-- Material supplied --

━━━━━━━━━━━━━━━━

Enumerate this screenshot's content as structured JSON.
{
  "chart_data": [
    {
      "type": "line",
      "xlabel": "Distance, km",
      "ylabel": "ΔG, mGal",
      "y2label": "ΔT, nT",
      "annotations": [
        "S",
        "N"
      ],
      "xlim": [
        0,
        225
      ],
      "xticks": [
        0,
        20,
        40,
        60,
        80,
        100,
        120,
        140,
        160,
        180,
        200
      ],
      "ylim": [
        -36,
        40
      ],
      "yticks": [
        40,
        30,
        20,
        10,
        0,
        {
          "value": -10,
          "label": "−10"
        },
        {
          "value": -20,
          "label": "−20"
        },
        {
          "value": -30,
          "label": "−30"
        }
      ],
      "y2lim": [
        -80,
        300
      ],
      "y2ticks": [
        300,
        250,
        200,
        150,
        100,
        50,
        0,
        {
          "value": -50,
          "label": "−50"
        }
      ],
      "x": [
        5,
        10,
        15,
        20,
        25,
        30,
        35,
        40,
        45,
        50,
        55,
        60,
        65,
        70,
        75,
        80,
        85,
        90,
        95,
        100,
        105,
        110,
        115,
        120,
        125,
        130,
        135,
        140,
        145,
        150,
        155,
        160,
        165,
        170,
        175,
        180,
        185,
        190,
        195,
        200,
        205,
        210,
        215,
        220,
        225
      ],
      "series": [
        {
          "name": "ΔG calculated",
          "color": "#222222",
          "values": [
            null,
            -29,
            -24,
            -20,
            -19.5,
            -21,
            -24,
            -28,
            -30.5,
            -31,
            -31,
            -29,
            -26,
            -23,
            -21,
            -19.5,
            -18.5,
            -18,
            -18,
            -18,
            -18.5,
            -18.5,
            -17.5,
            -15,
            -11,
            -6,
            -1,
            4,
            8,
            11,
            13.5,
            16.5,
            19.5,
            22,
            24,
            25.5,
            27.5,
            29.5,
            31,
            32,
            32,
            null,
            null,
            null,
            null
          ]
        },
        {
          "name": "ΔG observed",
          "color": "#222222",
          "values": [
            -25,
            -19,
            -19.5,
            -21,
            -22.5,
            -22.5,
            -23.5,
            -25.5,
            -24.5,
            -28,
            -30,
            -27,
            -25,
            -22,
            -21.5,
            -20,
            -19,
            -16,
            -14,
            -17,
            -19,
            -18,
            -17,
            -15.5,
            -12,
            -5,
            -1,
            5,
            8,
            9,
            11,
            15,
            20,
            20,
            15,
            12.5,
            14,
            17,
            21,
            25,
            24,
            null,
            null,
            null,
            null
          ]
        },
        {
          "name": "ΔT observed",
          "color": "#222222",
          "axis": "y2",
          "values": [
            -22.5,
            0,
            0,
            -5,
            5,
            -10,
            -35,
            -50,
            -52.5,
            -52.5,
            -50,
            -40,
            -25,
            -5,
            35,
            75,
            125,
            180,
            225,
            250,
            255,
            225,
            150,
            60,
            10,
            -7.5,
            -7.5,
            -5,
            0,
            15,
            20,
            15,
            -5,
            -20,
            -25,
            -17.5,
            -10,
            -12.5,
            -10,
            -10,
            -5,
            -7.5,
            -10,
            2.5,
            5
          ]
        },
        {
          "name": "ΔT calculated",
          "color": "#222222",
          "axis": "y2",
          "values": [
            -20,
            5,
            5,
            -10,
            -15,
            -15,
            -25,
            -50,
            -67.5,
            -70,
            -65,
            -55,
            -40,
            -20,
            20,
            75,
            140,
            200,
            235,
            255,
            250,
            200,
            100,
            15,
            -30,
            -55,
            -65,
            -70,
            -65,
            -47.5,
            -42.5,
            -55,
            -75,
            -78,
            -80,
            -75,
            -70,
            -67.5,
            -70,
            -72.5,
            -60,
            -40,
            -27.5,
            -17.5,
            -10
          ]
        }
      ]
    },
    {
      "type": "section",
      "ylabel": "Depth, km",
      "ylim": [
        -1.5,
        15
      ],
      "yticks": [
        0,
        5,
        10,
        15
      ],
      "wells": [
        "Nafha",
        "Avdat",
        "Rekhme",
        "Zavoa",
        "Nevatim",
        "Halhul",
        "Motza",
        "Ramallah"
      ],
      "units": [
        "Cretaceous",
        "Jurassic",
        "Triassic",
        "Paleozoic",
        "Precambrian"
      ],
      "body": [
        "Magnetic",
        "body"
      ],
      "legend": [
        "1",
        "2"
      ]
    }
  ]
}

━━━━━━━━━━━━━━━━

-- Exercise aim --
Take the listing above and write it out again exactly.

-- Response for this exercise --
Enumerate this screenshot's content as structured JSON.
{
  "chart_data": [
    {
      "type": "line",
      "xlabel": "Distance, km",
      "ylabel": "ΔG, mGal",
      "y2label": "ΔT, nT",
      "annotations": [
        "S",
        "N"
      ],
      "xlim": [
        0,
        225
      ],
      "xticks": [
        0,
        20,
        40,
        60,
        80,
        100,
        120,
        140,
        160,
        180,
        200
      ],
      "ylim": [
        -36,
        40
      ],
      "yticks": [
        40,
        30,
        20,
        10,
        0,
        {
          "value": -10,
          "label": "−10"
        },
        {
          "value": -20,
          "label": "−20"
        },
        {
          "value": -30,
          "label": "−30"
        }
      ],
      "y2lim": [
        -80,
        300
      ],
      "y2ticks": [
        300,
        250,
        200,
        150,
        100,
        50,
        0,
        {
          "value": -50,
          "label": "−50"
        }
      ],
      "x": [
        5,
        10,
        15,
        20,
        25,
        30,
        35,
        40,
        45,
        50,
        55,
        60,
        65,
        70,
        75,
        80,
        85,
        90,
        95,
        100,
        105,
        110,
        115,
        120,
        125,
        130,
        135,
        140,
        145,
        150,
        155,
        160,
        165,
        170,
        175,
        180,
        185,
        190,
        195,
        200,
        205,
        210,
        215,
        220,
        225
      ],
      "series": [
        {
          "name": "ΔG calculated",
          "color": "#222222",
          "values": [
            null,
            -29,
            -24,
            -20,
            -19.5,
            -21,
            -24,
            -28,
            -30.5,
            -31,
            -31,
            -29,
            -26,
            -23,
            -21,
            -19.5,
            -18.5,
            -18,
            -18,
            -18,
            -18.5,
            -18.5,
            -17.5,
            -15,
            -11,
            -6,
            -1,
            4,
            8,
            11,
            13.5,
            16.5,
            19.5,
            22,
            24,
            25.5,
            27.5,
            29.5,
            31,
            32,
            32,
            null,
            null,
            null,
            null
          ]
        },
        {
          "name": "ΔG observed",
          "color": "#222222",
          "values": [
            -25,
            -19,
            -19.5,
            -21,
            -22.5,
            -22.5,
            -23.5,
            -25.5,
            -24.5,
            -28,
            -30,
            -27,
            -25,
            -22,
            -21.5,
            -20,
            -19,
            -16,
            -14,
            -17,
            -19,
            -18,
            -17,
            -15.5,
            -12,
            -5,
            -1,
            5,
            8,
            9,
            11,
            15,
            20,
            20,
            15,
            12.5,
            14,
            17,
            21,
            25,
            24,
            null,
            null,
            null,
            null
          ]
        },
        {
          "name": "ΔT observed",
          "color": "#222222",
          "axis": "y2",
          "values": [
            -22.5,
            0,
            0,
            -5,
            5,
            -10,
            -35,
            -50,
            -52.5,
            -52.5,
            -50,
            -40,
            -25,
            -5,
            35,
            75,
            125,
            180,
            225,
            250,
            255,
            225,
            150,
            60,
            10,
            -7.5,
            -7.5,
            -5,
            0,
            15,
            20,
            15,
            -5,
            -20,
            -25,
            -17.5,
            -10,
            -12.5,
            -10,
            -10,
            -5,
            -7.5,
            -10,
            2.5,
            5
          ]
        },
        {
          "name": "ΔT calculated",
          "color": "#222222",
          "axis": "y2",
          "values": [
            -20,
            5,
            5,
            -10,
            -15,
            -15,
            -25,
            -50,
            -67.5,
            -70,
            -65,
            -55,
            -40,
            -20,
            20,
            75,
            140,
            200,
            235,
            255,
            250,
            200,
            100,
            15,
            -30,
            -55,
            -65,
            -70,
            -65,
            -47.5,
            -42.5,
            -55,
            -75,
            -78,
            -80,
            -75,
            -70,
            -67.5,
            -70,
            -72.5,
            -60,
            -40,
            -27.5,
            -17.5,
            -10
          ]
        }
      ]
    },
    {
      "type": "section",
      "ylabel": "Depth, km",
      "ylim": [
        -1.5,
        15
      ],
      "yticks": [
        0,
        5,
        10,
        15
      ],
      "wells": [
        "Nafha",
        "Avdat",
        "Rekhme",
        "Zavoa",
        "Nevatim",
        "Halhul",
        "Motza",
        "Ramallah"
      ],
      "units": [
        "Cretaceous",
        "Jurassic",
        "Triassic",
        "Paleozoic",
        "Precambrian"
      ],
      "body": [
        "Magnetic",
        "body"
      ],
      "legend": [
        "1",
        "2"
      ]
    }
  ]
}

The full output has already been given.